### STATED EXERCISE 1
According to the text on propaganda by the deed, who first used that term?
### STATED EXERCISE 2
Repeat word for word the stretch of the text on propaganda by the deed that opens with the words containing "The unstable situation" and closes with "101, note 42).".

The unstable situation in Spain had given the anti-authoritarian Internationalists high hopes of revolution there, which would be a spark for a conflagration that would spread to France and Italy. The failures in Spain and with the Communes in France led to much disillusionment in their ranks. Bakunin himself was to remark that “The events of France and Spain have given our hopes, our attempts a terrible blow”(Memoire Justificatif (1874) in Nettlau, L’Internationale en Espagne, p. 101, note 42).
It was these failures and the turmoil within the International itself, which inclined Bakunin and others to advocate exaggerated deeds to act as a goad to arouse the somnolent masses. Propaganda by the deed was what this became known as, a misunderstood expression that is often wrongly supposed to mean individual acts of assassination and bombings rather than attempts by a small number of revolutionaries to act decisively within a social context seen as ripe for insurrection. The term has been attributed to the Italian revolutionary Errico Malatesta who first used it in a letter to Carlo Cafiero in 1876, following the failed insurrection in Bologna two years before. But it was Brousse who first developed the theory in the pages of La Solidarite Revolutionnaire, the Internationalist French-language paper in Barcelona. “Revolutionary propaganda is not made only by the pen and the word, by books, pamphlets, public meetings and newspapers; revolutionary propaganda is made above all on the public square, among the cobblestones piled up in barricades, the days when the exasperated people give battle to the mercenary forces of reaction”.
The article went on to outline the nature of this propaganda, firstly the distribution of easily understood propaganda, and then following on from that the establishment of an active minority whose task was to help overcome the powerlessness and apathy of the masses through a third phase, what could be nowadays labelled as direct action. What was implied was that a revolution with a successful outcome was not at that moment possible but that a conscious grouping of activists had to maintain such a hope through exemplary actions.
Brousse, like many French members of the International, looked back to Proudhon for the concept of federalism, and saw a future society based on the autonomy of the individual, the autonomy of the Commune and the autonomy of the industrial grouping or trades. However Brousse rejected the mutualism of Proudhon, looking towards collectivism like Bakunin and other Internationalists. Strangely enough, the concept of the general strike was not included in this theoretical elaboration as Brousse had been much disillusioned by the failure of the Barcelona strike in 1873. Instead, looking at recent examples in France, Brousse advocated the Commune as a “vehicle of revolution”.
The commune is the basic municipal unit of French governance, although the Commune of Paris during the French Revolution, controlled by the sans-culottes, also has a certain significance. For those who were to develop the ideas of anarchism, the Commune was increasingly seen as the basic political unit, the building block, for the new society. If the advanced sections of the working class could form a revolutionary majority within such a unit, read a locality, they were in a position to bring about the Revolution. Brousse saw these Communes as being based in large cities. As soon as the revolutionary majority has seized control: “All that is in the commune, the army, finances, properties, would become ours, we would apply our principles and experience would inform the details”. This would only be the beginning: “The autonomous Commune, there you have the means, but not the end”.

### DATASET EXCERPT
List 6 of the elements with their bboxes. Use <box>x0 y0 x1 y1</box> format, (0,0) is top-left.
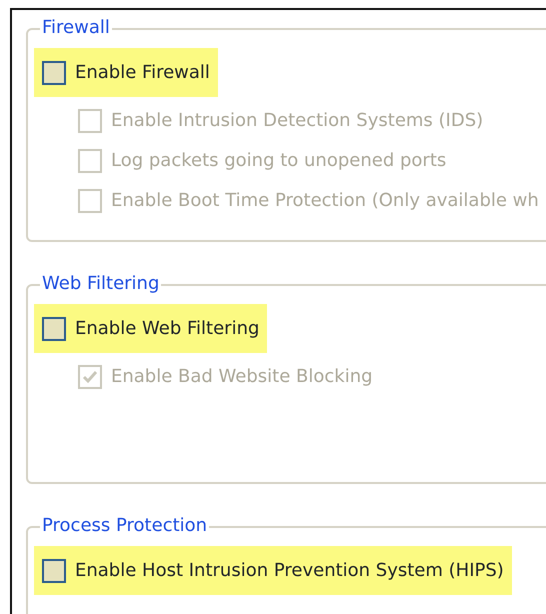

### WRITTEN RESPONSE 1
Errico Malatesta, in a letter to Carlo Cafiero in 1876.

### WRITTEN RESPONSE 2
The unstable situation in Spain had given the anti-authoritarian Internationalists high hopes of revolution there, which would be a spark for a conflagration that would spread to France and Italy. The failures in Spain and with the Communes in France led to much disillusionment in their ranks. Bakunin himself was to remark that “The events of France and Spain have given our hopes, our attempts a terrible blow”(Memoire Justificatif (1874) in Nettlau, L’Internationale en Espagne, p. 101, note 42).